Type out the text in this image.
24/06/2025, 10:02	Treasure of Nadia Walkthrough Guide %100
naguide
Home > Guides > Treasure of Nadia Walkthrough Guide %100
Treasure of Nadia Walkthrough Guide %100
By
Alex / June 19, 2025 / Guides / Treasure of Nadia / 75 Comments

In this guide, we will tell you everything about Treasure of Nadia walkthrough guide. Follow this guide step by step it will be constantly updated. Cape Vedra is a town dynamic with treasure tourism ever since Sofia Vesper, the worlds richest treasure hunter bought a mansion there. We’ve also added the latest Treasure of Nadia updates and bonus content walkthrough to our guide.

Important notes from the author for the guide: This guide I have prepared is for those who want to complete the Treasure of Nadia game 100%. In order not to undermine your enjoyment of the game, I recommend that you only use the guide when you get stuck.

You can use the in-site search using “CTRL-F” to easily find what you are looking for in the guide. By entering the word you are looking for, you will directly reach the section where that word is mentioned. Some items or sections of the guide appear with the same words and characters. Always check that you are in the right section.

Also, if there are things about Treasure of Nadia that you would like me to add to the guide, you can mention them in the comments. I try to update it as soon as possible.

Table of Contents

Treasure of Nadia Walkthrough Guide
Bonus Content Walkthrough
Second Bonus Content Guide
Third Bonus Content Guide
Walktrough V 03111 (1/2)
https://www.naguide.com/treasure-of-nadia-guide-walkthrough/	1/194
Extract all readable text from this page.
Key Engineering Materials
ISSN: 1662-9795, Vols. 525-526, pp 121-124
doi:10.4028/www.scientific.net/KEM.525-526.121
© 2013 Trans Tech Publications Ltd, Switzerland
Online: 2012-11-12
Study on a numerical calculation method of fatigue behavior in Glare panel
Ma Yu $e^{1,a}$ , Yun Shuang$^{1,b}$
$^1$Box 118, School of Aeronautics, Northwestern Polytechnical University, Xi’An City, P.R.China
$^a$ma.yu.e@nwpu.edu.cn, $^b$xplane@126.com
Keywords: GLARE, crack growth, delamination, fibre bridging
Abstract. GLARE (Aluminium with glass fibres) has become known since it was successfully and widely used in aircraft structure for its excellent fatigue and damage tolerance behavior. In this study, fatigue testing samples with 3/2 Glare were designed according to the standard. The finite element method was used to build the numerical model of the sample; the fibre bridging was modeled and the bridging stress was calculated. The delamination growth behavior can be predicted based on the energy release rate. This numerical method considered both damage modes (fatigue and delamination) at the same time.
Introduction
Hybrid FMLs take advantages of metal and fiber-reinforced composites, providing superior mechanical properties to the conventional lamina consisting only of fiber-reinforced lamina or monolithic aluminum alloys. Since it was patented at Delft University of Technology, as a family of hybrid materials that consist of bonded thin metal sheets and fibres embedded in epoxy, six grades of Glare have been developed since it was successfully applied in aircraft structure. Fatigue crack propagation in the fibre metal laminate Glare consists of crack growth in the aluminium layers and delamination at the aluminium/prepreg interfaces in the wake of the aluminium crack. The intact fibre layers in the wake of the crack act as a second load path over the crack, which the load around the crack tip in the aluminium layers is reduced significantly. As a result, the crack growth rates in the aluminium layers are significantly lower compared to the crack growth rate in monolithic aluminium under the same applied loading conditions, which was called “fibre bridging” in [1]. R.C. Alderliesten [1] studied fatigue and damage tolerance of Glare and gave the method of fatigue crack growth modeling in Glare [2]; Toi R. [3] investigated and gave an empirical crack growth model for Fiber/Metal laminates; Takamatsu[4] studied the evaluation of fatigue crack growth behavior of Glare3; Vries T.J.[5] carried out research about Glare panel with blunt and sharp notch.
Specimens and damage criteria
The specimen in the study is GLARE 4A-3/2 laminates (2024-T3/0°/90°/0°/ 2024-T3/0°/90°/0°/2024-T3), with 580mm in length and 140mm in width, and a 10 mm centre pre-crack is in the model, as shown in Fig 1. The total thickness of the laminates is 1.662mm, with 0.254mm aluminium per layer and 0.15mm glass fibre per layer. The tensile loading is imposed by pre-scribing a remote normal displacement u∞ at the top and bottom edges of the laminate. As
──────────
Task goal:
Which lines in the data above contain "University"? Show each one.

Full answer:
$^1$Box 118, School of Aeronautics, Northwestern Polytechnical University, Xi’An City, P.R.China
Hybrid FMLs take advantages of metal and fiber-reinforced composites, providing superior mechanical properties to the conventional lamina consisting only of fiber-reinforced lamina or monolithic aluminum alloys. Since it was patented at Delft University of Technology, as a family of hybrid materials that consist of bonded thin metal sheets and fibres embedded in epoxy, six grades of Glare have been developed since it was successfully applied in aircraft structure. Fatigue crack propagation in the fibre metal laminate Glare consists of crack growth in the aluminium layers and delamination at the aluminium/prepreg interfaces in the wake of the aluminium crack. The intact fibre layers in the wake of the crack act as a second load path over the crack, which the load around the crack tip in the aluminium layers is reduced significantly. As a result, the crack growth rates in the aluminium layers are significantly lower compared to the crack growth rate in monolithic aluminium under the same applied loading conditions, which was called “fibre bridging” in [1]. R.C. Alderliesten [1] studied fatigue and damage tolerance of Glare and gave the method of fatigue crack growth modeling in Glare [2]; Toi R. [3] investigated and gave an empirical crack growth model for Fiber/Metal laminates; Takamatsu[4] studied the evaluation of fatigue crack growth behavior of Glare3; Vries T.J.[5] carried out research about Glare panel with blunt and sharp notch.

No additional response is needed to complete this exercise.